▶ **Given problem**: Copy all of the material below line for line, without changing anything. Leave out the pictures.
─── Data lines ───
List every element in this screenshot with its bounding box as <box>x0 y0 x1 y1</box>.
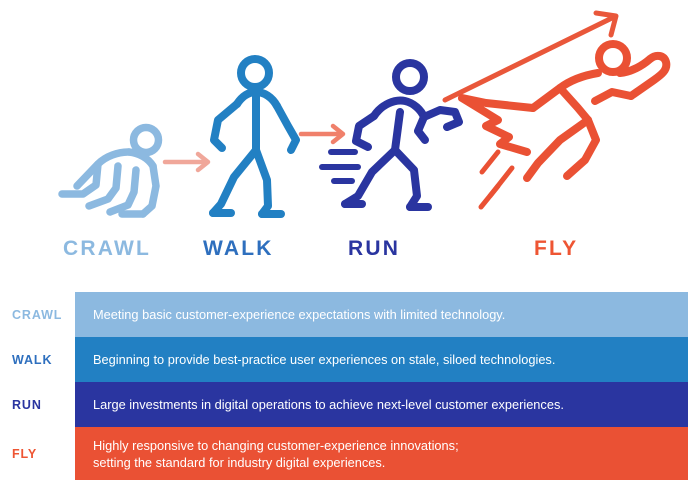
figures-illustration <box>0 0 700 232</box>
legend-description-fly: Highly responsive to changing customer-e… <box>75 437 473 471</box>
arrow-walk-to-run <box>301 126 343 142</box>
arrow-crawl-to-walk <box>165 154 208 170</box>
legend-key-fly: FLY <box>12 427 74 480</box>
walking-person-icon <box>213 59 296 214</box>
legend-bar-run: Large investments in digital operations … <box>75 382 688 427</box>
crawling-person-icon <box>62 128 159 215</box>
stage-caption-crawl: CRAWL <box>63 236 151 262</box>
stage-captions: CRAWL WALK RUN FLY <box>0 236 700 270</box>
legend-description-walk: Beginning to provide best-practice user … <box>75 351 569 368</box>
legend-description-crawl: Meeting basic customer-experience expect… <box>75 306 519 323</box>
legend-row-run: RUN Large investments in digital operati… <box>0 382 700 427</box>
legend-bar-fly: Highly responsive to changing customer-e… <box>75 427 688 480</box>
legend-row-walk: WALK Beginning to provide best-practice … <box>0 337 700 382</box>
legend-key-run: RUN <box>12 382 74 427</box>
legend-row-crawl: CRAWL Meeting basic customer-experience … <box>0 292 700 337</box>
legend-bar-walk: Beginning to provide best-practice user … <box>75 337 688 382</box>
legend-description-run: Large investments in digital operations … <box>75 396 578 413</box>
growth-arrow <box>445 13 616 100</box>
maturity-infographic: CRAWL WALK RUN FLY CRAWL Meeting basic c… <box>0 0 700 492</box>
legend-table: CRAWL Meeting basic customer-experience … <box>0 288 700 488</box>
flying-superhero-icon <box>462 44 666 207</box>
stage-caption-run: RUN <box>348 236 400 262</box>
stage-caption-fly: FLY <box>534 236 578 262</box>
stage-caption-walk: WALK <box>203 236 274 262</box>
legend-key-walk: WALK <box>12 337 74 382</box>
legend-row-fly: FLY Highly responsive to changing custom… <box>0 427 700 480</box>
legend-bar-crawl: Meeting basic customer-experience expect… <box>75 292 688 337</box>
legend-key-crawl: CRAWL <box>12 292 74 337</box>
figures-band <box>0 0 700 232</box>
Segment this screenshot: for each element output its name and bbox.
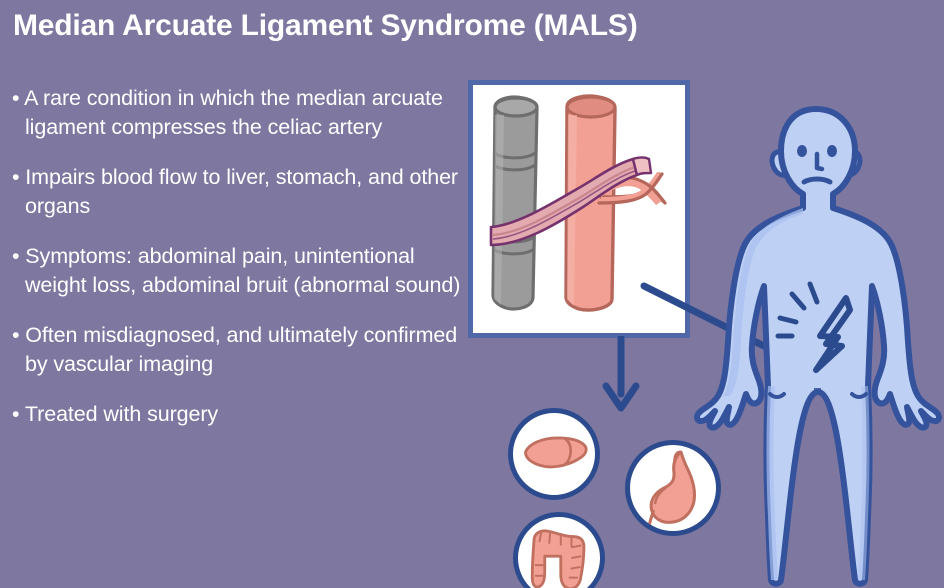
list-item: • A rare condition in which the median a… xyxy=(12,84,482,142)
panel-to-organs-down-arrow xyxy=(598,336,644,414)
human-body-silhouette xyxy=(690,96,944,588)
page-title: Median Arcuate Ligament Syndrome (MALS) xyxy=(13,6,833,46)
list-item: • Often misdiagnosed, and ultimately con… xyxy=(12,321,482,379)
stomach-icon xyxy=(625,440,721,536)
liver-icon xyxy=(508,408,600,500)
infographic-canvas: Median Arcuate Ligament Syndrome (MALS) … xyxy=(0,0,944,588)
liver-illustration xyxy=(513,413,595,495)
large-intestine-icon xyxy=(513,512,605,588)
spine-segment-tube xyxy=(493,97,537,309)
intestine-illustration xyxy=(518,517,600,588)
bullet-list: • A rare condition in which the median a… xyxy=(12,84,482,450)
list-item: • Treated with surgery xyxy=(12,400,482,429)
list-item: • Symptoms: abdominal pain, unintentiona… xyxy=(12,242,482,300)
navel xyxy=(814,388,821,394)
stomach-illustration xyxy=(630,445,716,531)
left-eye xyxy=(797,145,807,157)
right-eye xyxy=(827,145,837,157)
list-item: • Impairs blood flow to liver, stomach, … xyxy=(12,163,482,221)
───
▶ **Exercise output**:
List every element in this screenshot with its bounding box as <box>x0 y0 x1 y1</box>.
figures-illustration <box>0 0 700 232</box>
legend-description-fly: Highly responsive to changing customer-e… <box>75 437 473 471</box>
arrow-walk-to-run <box>301 126 343 142</box>
arrow-crawl-to-walk <box>165 154 208 170</box>
legend-key-fly: FLY <box>12 427 74 480</box>
walking-person-icon <box>213 59 296 214</box>
legend-bar-run: Large investments in digital operations … <box>75 382 688 427</box>
crawling-person-icon <box>62 128 159 215</box>
stage-caption-crawl: CRAWL <box>63 236 151 262</box>
stage-captions: CRAWL WALK RUN FLY <box>0 236 700 270</box>
legend-description-walk: Beginning to provide best-practice user … <box>75 351 569 368</box>
legend-description-crawl: Meeting basic customer-experience expect… <box>75 306 519 323</box>
legend-row-run: RUN Large investments in digital operati… <box>0 382 700 427</box>
legend-bar-fly: Highly responsive to changing customer-e… <box>75 427 688 480</box>
legend-row-walk: WALK Beginning to provide best-practice … <box>0 337 700 382</box>
legend-key-run: RUN <box>12 382 74 427</box>
legend-row-crawl: CRAWL Meeting basic customer-experience … <box>0 292 700 337</box>
legend-bar-walk: Beginning to provide best-practice user … <box>75 337 688 382</box>
legend-description-run: Large investments in digital operations … <box>75 396 578 413</box>
growth-arrow <box>445 13 616 100</box>
maturity-infographic: CRAWL WALK RUN FLY CRAWL Meeting basic c… <box>0 0 700 492</box>
legend-table: CRAWL Meeting basic customer-experience … <box>0 288 700 488</box>
flying-superhero-icon <box>462 44 666 207</box>
stage-caption-run: RUN <box>348 236 400 262</box>
stage-caption-fly: FLY <box>534 236 578 262</box>
stage-caption-walk: WALK <box>203 236 274 262</box>
legend-key-walk: WALK <box>12 337 74 382</box>
legend-row-fly: FLY Highly responsive to changing custom… <box>0 427 700 480</box>
legend-bar-crawl: Meeting basic customer-experience expect… <box>75 292 688 337</box>
legend-key-crawl: CRAWL <box>12 292 74 337</box>
figures-band <box>0 0 700 232</box>
Segment this screenshot: for each element output its name and bbox.
list-item: • A rare condition in which the median a… xyxy=(12,84,482,142)
panel-to-organs-down-arrow xyxy=(598,336,644,414)
human-body-silhouette xyxy=(690,96,944,588)
page-title: Median Arcuate Ligament Syndrome (MALS) xyxy=(13,6,833,46)
list-item: • Often misdiagnosed, and ultimately con… xyxy=(12,321,482,379)
stomach-icon xyxy=(625,440,721,536)
liver-icon xyxy=(508,408,600,500)
infographic-canvas: Median Arcuate Ligament Syndrome (MALS) … xyxy=(0,0,944,588)
liver-illustration xyxy=(513,413,595,495)
large-intestine-icon xyxy=(513,512,605,588)
spine-segment-tube xyxy=(493,97,537,309)
intestine-illustration xyxy=(518,517,600,588)
bullet-list: • A rare condition in which the median a… xyxy=(12,84,482,450)
list-item: • Treated with surgery xyxy=(12,400,482,429)
list-item: • Symptoms: abdominal pain, unintentiona… xyxy=(12,242,482,300)
navel xyxy=(814,388,821,394)
stomach-illustration xyxy=(630,445,716,531)
left-eye xyxy=(797,145,807,157)
right-eye xyxy=(827,145,837,157)
list-item: • Impairs blood flow to liver, stomach, … xyxy=(12,163,482,221)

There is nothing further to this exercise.